— start of Records supplied —
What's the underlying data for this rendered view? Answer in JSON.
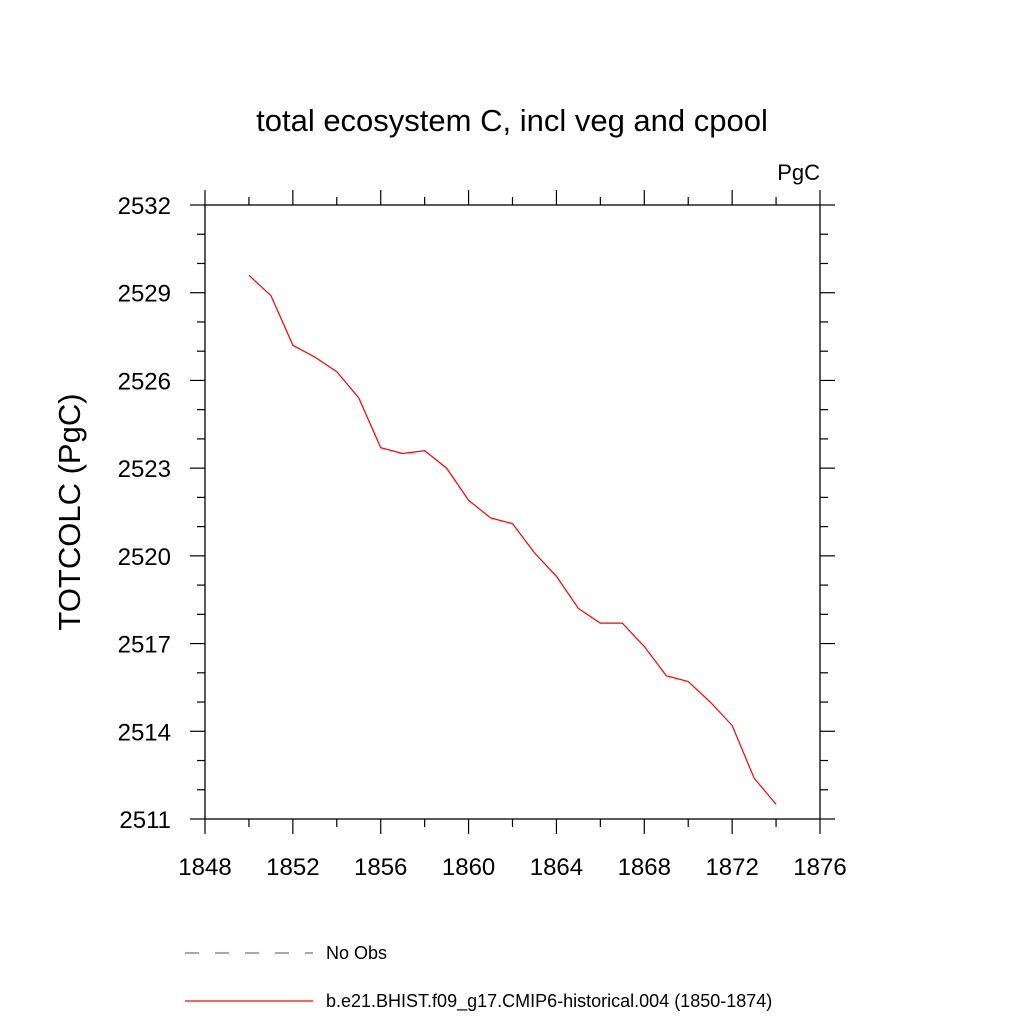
{
  "chart_data": {
    "type": "line",
    "title": "total ecosystem C, incl veg and cpool",
    "units_label": "PgC",
    "ylabel": "TOTCOLC  (PgC)",
    "xlabel": "",
    "xlim": [
      1848,
      1876
    ],
    "ylim": [
      2511,
      2532
    ],
    "x_ticks": [
      1848,
      1852,
      1856,
      1860,
      1864,
      1868,
      1872,
      1876
    ],
    "y_ticks": [
      2511,
      2514,
      2517,
      2520,
      2523,
      2526,
      2529,
      2532
    ],
    "x_minor_step": 2,
    "y_minor_step": 1,
    "grid": false,
    "legend_position": "bottom",
    "series": [
      {
        "name": "No Obs",
        "color": "#6a6ac8",
        "style": "dashed",
        "x": [],
        "y": []
      },
      {
        "name": "b.e21.BHIST.f09_g17.CMIP6-historical.004 (1850-1874)",
        "color": "#ff0000",
        "style": "solid",
        "x": [
          1850,
          1851,
          1852,
          1853,
          1854,
          1855,
          1856,
          1857,
          1858,
          1859,
          1860,
          1861,
          1862,
          1863,
          1864,
          1865,
          1866,
          1867,
          1868,
          1869,
          1870,
          1871,
          1872,
          1873,
          1874
        ],
        "y": [
          2529.6,
          2528.9,
          2527.2,
          2526.8,
          2526.3,
          2525.4,
          2523.7,
          2523.5,
          2523.6,
          2523.0,
          2521.9,
          2521.3,
          2521.1,
          2520.1,
          2519.3,
          2518.2,
          2517.7,
          2517.7,
          2516.9,
          2515.9,
          2515.7,
          2515.0,
          2514.2,
          2512.4,
          2511.5
        ]
      }
    ]
  }
}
— end of Records supplied —
What you should do.
Using the material above, retype each entry exactly and omit the pictures.

Solution to this problem.
What's the underlying data for this rendered view? Answer in JSON.
{
  "chart_data": {
    "type": "line",
    "title": "total ecosystem C, incl veg and cpool",
    "units_label": "PgC",
    "ylabel": "TOTCOLC  (PgC)",
    "xlabel": "",
    "xlim": [
      1848,
      1876
    ],
    "ylim": [
      2511,
      2532
    ],
    "x_ticks": [
      1848,
      1852,
      1856,
      1860,
      1864,
      1868,
      1872,
      1876
    ],
    "y_ticks": [
      2511,
      2514,
      2517,
      2520,
      2523,
      2526,
      2529,
      2532
    ],
    "x_minor_step": 2,
    "y_minor_step": 1,
    "grid": false,
    "legend_position": "bottom",
    "series": [
      {
        "name": "No Obs",
        "color": "#6a6ac8",
        "style": "dashed",
        "x": [],
        "y": []
      },
      {
        "name": "b.e21.BHIST.f09_g17.CMIP6-historical.004 (1850-1874)",
        "color": "#ff0000",
        "style": "solid",
        "x": [
          1850,
          1851,
          1852,
          1853,
          1854,
          1855,
          1856,
          1857,
          1858,
          1859,
          1860,
          1861,
          1862,
          1863,
          1864,
          1865,
          1866,
          1867,
          1868,
          1869,
          1870,
          1871,
          1872,
          1873,
          1874
        ],
        "y": [
          2529.6,
          2528.9,
          2527.2,
          2526.8,
          2526.3,
          2525.4,
          2523.7,
          2523.5,
          2523.6,
          2523.0,
          2521.9,
          2521.3,
          2521.1,
          2520.1,
          2519.3,
          2518.2,
          2517.7,
          2517.7,
          2516.9,
          2515.9,
          2515.7,
          2515.0,
          2514.2,
          2512.4,
          2511.5
        ]
      }
    ]
  }
}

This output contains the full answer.